## TASK INSTRUCTIONS
Emit the entire listing verbatim.

A run of records:
•••

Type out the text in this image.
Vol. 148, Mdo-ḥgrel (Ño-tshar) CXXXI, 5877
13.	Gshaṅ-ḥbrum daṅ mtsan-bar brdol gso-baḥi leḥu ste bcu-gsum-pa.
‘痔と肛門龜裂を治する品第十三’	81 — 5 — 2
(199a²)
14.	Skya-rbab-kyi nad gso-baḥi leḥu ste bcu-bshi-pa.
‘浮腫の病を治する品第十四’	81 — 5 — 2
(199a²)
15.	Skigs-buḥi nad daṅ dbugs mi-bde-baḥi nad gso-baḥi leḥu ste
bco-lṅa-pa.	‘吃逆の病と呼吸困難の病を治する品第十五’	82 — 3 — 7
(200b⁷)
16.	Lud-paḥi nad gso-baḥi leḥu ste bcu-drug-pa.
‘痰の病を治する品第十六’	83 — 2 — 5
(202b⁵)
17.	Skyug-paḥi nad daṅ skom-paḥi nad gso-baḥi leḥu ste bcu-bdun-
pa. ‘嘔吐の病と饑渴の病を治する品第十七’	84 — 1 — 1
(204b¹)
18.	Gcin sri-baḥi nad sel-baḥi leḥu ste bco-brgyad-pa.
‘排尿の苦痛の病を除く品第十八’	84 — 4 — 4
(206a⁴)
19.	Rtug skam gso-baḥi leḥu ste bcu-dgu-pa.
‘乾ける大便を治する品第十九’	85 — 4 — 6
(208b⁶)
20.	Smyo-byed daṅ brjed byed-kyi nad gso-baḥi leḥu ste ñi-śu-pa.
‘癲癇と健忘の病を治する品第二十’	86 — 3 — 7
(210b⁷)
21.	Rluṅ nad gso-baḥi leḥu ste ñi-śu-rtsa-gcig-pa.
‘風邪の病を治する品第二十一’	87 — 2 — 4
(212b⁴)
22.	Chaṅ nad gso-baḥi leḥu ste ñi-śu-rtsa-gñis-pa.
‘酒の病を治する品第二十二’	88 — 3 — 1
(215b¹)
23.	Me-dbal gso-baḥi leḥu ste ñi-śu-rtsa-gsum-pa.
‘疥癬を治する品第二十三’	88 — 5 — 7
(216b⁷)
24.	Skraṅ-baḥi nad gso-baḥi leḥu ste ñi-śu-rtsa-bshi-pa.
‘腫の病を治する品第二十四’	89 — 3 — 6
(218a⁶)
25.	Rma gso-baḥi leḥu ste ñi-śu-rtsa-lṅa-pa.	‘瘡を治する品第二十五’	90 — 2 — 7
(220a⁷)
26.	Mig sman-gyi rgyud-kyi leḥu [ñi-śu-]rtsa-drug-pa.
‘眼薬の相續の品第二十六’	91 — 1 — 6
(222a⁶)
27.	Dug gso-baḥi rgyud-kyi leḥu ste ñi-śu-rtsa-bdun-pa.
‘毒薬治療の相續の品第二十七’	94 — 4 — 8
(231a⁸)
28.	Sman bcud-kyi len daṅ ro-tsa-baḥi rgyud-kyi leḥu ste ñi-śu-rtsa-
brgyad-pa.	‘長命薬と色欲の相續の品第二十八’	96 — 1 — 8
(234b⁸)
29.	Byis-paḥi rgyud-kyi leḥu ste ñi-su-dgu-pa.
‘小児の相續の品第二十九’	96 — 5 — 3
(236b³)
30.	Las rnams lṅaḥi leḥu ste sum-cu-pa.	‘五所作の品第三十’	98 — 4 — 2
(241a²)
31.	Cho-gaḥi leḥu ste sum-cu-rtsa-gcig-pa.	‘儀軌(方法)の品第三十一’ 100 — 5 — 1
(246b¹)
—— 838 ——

•••

## RESPONSE BELOW
Type out the text in this image.
Vol. 148, Mdo-ḥgrel (Ño-tshar) CXXXI, 5877
13.	Gshaṅ-ḥbrum daṅ mtsan-bar brdol gso-baḥi leḥu ste bcu-gsum-pa.
‘痔と肛門龜裂を治する品第十三’	81 — 5 — 2
(199a²)
14.	Skya-rbab-kyi nad gso-baḥi leḥu ste bcu-bshi-pa.
‘浮腫の病を治する品第十四’	81 — 5 — 2
(199a²)
15.	Skigs-buḥi nad daṅ dbugs mi-bde-baḥi nad gso-baḥi leḥu ste
bco-lṅa-pa.	‘吃逆の病と呼吸困難の病を治する品第十五’	82 — 3 — 7
(200b⁷)
16.	Lud-paḥi nad gso-baḥi leḥu ste bcu-drug-pa.
‘痰の病を治する品第十六’	83 — 2 — 5
(202b⁵)
17.	Skyug-paḥi nad daṅ skom-paḥi nad gso-baḥi leḥu ste bcu-bdun-
pa. ‘嘔吐の病と饑渴の病を治する品第十七’	84 — 1 — 1
(204b¹)
18.	Gcin sri-baḥi nad sel-baḥi leḥu ste bco-brgyad-pa.
‘排尿の苦痛の病を除く品第十八’	84 — 4 — 4
(206a⁴)
19.	Rtug skam gso-baḥi leḥu ste bcu-dgu-pa.
‘乾ける大便を治する品第十九’	85 — 4 — 6
(208b⁶)
20.	Smyo-byed daṅ brjed byed-kyi nad gso-baḥi leḥu ste ñi-śu-pa.
‘癲癇と健忘の病を治する品第二十’	86 — 3 — 7
(210b⁷)
21.	Rluṅ nad gso-baḥi leḥu ste ñi-śu-rtsa-gcig-pa.
‘風邪の病を治する品第二十一’	87 — 2 — 4
(212b⁴)
22.	Chaṅ nad gso-baḥi leḥu ste ñi-śu-rtsa-gñis-pa.
‘酒の病を治する品第二十二’	88 — 3 — 1
(215b¹)
23.	Me-dbal gso-baḥi leḥu ste ñi-śu-rtsa-gsum-pa.
‘疥癬を治する品第二十三’	88 — 5 — 7
(216b⁷)
24.	Skraṅ-baḥi nad gso-baḥi leḥu ste ñi-śu-rtsa-bshi-pa.
‘腫の病を治する品第二十四’	89 — 3 — 6
(218a⁶)
25.	Rma gso-baḥi leḥu ste ñi-śu-rtsa-lṅa-pa.	‘瘡を治する品第二十五’	90 — 2 — 7
(220a⁷)
26.	Mig sman-gyi rgyud-kyi leḥu [ñi-śu-]rtsa-drug-pa.
‘眼薬の相續の品第二十六’	91 — 1 — 6
(222a⁶)
27.	Dug gso-baḥi rgyud-kyi leḥu ste ñi-śu-rtsa-bdun-pa.
‘毒薬治療の相續の品第二十七’	94 — 4 — 8
(231a⁸)
28.	Sman bcud-kyi len daṅ ro-tsa-baḥi rgyud-kyi leḥu ste ñi-śu-rtsa-
brgyad-pa.	‘長命薬と色欲の相續の品第二十八’	96 — 1 — 8
(234b⁸)
29.	Byis-paḥi rgyud-kyi leḥu ste ñi-su-dgu-pa.
‘小児の相續の品第二十九’	96 — 5 — 3
(236b³)
30.	Las rnams lṅaḥi leḥu ste sum-cu-pa.	‘五所作の品第三十’	98 — 4 — 2
(241a²)
31.	Cho-gaḥi leḥu ste sum-cu-rtsa-gcig-pa.	‘儀軌(方法)の品第三十一’ 100 — 5 — 1
(246b¹)
—— 838 ——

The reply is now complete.